◆ What you need to do: Check every line of the material below for the string "steady", and return the ones that have it.

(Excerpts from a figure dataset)
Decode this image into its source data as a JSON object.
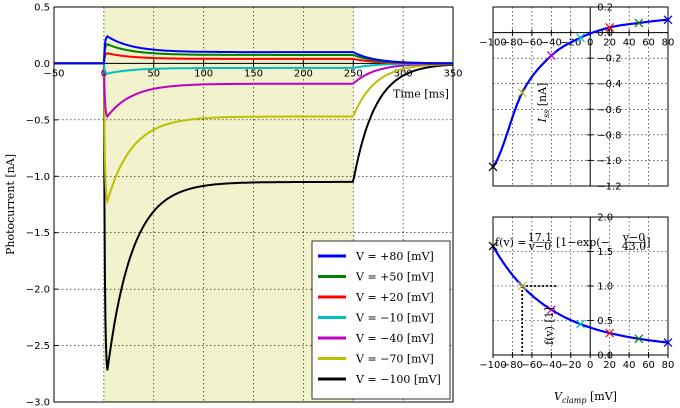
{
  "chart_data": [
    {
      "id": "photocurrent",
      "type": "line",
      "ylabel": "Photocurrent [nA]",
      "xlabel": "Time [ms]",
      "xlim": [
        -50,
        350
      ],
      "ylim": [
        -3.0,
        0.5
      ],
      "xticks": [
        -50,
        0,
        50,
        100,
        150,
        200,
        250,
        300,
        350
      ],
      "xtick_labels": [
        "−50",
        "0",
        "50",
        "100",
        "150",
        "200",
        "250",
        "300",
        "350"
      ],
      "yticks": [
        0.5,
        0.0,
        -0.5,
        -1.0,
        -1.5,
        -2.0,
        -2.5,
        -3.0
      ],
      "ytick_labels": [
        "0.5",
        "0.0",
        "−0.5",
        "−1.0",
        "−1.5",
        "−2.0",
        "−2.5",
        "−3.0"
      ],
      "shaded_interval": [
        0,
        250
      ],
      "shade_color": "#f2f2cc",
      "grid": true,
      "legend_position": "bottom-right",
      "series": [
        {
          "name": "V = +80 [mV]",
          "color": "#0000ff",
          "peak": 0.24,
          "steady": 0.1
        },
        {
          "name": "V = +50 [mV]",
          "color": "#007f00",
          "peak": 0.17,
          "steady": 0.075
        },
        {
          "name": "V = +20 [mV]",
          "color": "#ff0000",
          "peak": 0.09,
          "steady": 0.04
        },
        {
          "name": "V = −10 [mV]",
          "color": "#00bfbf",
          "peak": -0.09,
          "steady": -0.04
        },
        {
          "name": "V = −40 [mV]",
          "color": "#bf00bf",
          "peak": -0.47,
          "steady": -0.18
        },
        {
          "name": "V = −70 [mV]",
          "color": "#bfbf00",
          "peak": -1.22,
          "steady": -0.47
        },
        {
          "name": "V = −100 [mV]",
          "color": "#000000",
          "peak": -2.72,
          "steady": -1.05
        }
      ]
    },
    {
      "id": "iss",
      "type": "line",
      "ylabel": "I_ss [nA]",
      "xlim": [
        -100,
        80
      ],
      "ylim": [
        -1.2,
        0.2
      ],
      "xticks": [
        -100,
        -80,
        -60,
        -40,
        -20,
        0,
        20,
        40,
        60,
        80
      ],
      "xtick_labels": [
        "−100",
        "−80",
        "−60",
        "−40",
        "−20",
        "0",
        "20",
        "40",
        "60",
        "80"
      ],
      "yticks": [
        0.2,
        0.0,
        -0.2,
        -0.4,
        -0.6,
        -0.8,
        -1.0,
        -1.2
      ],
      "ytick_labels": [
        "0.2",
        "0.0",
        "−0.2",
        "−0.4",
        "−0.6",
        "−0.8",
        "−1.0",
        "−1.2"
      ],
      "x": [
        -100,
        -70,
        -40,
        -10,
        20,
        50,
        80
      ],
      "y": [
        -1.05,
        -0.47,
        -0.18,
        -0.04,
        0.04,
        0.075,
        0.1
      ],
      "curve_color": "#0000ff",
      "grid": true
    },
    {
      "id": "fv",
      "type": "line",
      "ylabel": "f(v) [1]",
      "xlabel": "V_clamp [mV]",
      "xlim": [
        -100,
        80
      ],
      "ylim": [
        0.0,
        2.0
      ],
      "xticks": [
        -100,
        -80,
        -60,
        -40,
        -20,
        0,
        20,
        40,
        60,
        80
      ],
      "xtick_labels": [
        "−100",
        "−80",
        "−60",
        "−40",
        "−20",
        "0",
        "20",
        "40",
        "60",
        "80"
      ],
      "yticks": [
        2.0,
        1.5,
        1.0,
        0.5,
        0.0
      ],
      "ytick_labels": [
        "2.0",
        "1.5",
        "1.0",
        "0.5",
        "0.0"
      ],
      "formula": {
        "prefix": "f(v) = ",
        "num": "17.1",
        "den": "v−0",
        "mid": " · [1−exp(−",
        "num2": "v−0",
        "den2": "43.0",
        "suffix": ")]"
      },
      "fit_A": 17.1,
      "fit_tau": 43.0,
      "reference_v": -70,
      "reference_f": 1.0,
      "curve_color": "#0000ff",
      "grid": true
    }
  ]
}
==
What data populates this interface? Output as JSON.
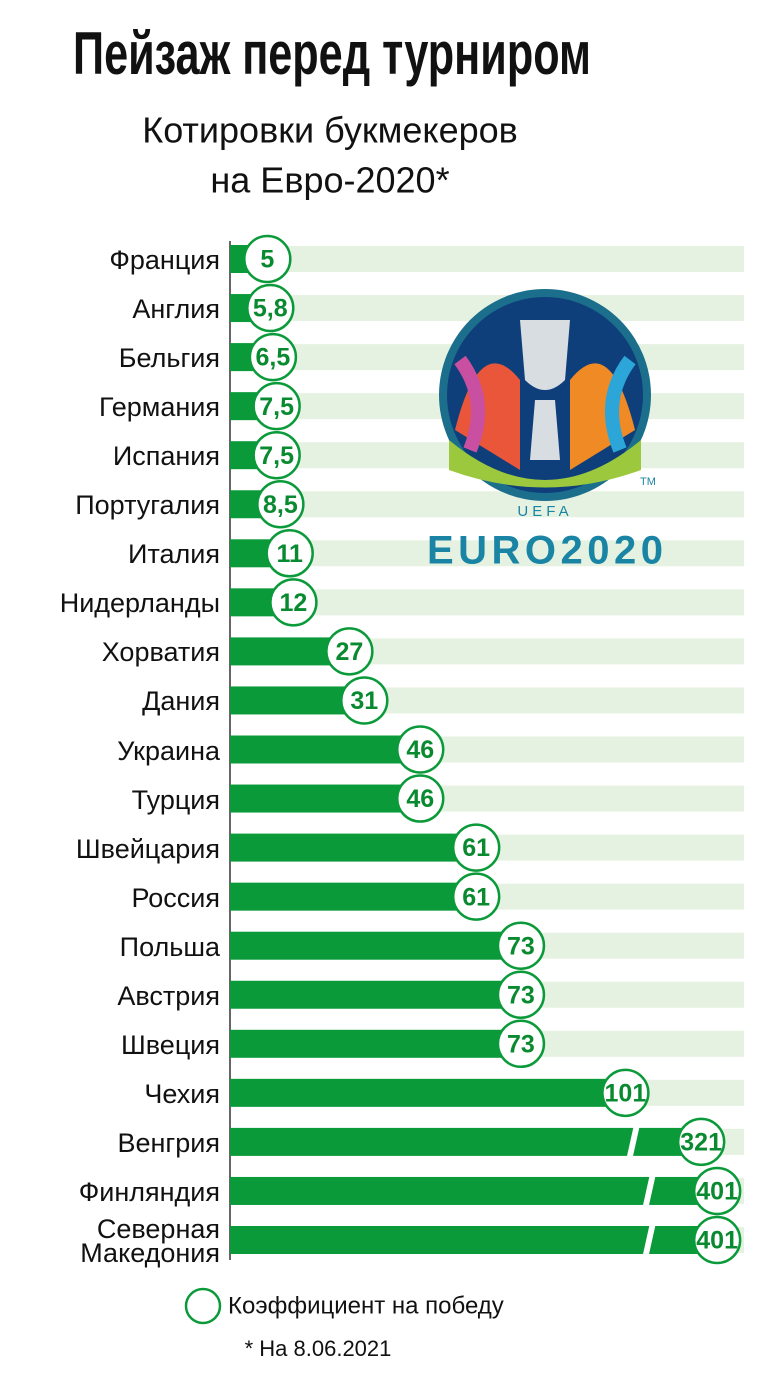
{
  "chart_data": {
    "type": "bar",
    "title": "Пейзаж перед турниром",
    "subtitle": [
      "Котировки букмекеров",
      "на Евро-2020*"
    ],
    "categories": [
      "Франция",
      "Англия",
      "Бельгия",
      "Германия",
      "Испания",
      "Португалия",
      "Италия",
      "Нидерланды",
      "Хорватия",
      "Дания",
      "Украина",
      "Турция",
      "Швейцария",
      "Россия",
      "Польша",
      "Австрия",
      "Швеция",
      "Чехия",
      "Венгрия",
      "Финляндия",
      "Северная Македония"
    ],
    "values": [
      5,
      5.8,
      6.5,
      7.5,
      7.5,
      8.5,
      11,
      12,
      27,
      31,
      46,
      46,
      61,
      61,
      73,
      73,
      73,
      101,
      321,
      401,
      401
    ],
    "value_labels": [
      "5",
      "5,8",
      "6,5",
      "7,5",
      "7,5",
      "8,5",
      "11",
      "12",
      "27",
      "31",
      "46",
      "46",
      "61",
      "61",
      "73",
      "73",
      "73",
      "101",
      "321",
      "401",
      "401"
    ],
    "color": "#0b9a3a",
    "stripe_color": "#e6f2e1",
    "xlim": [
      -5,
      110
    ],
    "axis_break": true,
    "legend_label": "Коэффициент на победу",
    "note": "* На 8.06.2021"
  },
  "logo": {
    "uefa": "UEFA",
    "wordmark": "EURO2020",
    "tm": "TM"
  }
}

◆ Result:
          "steady": 0.1
          "steady": 0.075
          "steady": 0.04
          "steady": -0.04
          "steady": -0.18
          "steady": -0.47
          "steady": -1.05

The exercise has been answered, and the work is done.